Do you have a bread machine lying around but don’t make bread anymore because you’re avoiding wheat?
My husband brought his bread maker into our marriage in 1999, and in the early years we often made delicious fresh bread. But after my son’s 2009 MRT results showed that he was sensitive to wheat, I tried a number of wheat-free variations and after ending up with a number of inedible hockey pucks, gave it up and put the bread machine in the basement.
Recently we put up a new shelf in our laundry room and relocated the small appliances that had previously been relegated to random locations like the top of the basement freezer and underneath the stairs. Which reminded me that we had a bread maker. And of the amazing aroma of freshly baked bread. And of walking home through the pre-dawn cobblestone streets of Florence, rounding a corner and catching the hot, yeasty, crusty perfume emanating from a bakery hidden behind a high wall.
But, I digress.
Spelt, as I have noted before, is NOT THE SAME AS WHEAT, but behaves a lot like wheat in recipes.

* [DATA UNDER STUDY]:
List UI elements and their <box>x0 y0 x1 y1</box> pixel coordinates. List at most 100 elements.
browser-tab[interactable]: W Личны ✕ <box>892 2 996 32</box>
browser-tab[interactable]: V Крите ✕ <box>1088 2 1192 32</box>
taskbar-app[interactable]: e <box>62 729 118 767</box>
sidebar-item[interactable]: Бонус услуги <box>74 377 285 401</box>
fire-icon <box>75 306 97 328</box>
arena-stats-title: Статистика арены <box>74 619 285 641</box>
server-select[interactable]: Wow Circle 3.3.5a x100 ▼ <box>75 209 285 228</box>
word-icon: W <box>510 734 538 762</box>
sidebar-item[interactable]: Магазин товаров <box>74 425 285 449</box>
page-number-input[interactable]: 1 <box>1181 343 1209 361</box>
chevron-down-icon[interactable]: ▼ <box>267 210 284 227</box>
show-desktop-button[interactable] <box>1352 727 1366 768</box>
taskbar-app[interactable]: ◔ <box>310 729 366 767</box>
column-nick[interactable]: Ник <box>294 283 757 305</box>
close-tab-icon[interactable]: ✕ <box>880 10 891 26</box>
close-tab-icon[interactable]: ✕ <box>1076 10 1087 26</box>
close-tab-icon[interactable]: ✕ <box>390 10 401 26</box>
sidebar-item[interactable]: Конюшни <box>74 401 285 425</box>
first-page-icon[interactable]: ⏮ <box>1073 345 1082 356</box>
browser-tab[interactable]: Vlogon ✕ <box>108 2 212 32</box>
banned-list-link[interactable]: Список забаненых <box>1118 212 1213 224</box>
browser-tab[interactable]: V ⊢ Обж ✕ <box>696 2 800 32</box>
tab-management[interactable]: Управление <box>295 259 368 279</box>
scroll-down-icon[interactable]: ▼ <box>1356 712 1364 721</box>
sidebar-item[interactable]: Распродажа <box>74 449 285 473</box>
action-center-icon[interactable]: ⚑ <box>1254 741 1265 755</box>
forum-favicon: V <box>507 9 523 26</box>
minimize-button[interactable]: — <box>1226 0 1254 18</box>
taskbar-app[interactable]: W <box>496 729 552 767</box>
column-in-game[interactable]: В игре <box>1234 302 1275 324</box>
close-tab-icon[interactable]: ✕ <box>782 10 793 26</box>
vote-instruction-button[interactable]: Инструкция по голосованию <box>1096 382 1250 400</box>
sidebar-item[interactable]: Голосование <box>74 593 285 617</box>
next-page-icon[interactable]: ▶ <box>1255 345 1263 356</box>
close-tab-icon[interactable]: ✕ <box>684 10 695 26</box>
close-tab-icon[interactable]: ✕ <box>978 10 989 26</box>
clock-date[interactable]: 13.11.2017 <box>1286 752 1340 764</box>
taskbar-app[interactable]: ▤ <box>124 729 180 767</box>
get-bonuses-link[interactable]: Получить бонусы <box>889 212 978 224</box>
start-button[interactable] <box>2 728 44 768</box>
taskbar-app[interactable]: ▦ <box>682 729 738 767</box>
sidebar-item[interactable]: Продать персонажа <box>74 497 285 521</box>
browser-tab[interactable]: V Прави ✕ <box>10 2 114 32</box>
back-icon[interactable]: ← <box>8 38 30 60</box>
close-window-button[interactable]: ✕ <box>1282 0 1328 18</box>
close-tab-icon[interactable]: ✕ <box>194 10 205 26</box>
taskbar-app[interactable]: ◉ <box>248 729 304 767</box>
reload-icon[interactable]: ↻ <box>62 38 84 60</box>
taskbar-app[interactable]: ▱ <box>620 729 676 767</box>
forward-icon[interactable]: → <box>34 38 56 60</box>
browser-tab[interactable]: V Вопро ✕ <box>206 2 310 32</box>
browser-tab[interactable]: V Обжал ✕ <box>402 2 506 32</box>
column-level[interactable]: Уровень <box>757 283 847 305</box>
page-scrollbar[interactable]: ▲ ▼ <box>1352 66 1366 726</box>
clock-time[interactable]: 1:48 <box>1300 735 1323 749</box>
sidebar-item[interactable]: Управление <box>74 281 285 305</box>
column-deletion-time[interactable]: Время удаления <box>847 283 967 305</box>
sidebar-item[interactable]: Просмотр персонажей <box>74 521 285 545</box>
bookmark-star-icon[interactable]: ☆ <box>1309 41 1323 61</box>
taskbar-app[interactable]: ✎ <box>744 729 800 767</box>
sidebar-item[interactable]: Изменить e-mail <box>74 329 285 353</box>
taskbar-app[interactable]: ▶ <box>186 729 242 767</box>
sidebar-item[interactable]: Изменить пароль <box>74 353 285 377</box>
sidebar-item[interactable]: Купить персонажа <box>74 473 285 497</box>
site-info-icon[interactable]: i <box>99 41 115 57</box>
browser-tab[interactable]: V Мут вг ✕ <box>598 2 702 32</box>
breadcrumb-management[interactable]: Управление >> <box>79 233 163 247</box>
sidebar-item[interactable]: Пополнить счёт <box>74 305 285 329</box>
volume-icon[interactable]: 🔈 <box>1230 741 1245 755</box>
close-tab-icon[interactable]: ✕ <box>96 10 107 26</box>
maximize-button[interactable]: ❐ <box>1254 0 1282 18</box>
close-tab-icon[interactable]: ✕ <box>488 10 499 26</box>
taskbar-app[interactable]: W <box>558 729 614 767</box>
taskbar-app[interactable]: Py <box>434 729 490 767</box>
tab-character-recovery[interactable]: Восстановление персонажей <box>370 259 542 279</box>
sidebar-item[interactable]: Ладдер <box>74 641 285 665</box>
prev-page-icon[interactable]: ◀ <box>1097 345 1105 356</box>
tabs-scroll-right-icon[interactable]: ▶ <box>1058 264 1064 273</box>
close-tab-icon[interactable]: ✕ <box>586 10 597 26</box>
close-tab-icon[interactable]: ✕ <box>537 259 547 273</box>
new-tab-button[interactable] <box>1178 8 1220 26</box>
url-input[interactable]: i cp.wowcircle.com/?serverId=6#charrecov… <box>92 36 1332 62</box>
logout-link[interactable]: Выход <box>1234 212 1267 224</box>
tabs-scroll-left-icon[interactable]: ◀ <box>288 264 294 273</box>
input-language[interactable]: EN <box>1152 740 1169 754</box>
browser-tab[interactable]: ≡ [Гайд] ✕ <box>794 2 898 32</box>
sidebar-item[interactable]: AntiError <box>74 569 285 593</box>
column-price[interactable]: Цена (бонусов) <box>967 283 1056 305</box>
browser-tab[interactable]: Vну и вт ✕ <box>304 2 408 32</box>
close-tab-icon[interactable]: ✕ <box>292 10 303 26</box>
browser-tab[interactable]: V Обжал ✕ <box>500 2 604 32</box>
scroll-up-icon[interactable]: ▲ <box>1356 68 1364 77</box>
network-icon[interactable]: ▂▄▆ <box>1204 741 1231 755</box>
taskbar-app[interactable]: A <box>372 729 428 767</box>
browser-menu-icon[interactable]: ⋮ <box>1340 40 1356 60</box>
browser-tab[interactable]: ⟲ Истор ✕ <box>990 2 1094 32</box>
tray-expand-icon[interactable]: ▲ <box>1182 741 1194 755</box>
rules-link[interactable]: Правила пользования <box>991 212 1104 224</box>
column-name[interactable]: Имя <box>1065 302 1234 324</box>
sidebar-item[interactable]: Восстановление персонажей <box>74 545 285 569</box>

* [WHAT IS REQUIRED]: Continue the text about the bread machine and spelt from where it stops.

* [RESPONSE AREA]:
Halleluiah! Let us all, and by all I mean both the wheat-tolerants and the wheat-intolerants among us, celebrate the purity of spelt!
Here’s an easy spelt bread recipe that should work in most standard breadmakers. Use the cycle for “white bread with fresh milk or liquid.”
1 lb. loaf Spelt Bread
1 cup water
2 Tbs. vegetable oil
3 Tbs. honey, organic cane sugar, pure maple syrup, or other natural sweetener
1 tsp. salt
3 cups spelt flour
1 ½ tsp. yeast
1 ½ lb. loaf Spelt Bread
1 ⅓ cup water
3 Tbs. vegetable oil
1/4 cup natural sweetener (see list above)
1 ½ tsp. salt
4 cups spelt flour
2 ½ tsp. yeast
Bake according to bread machine’s instructions.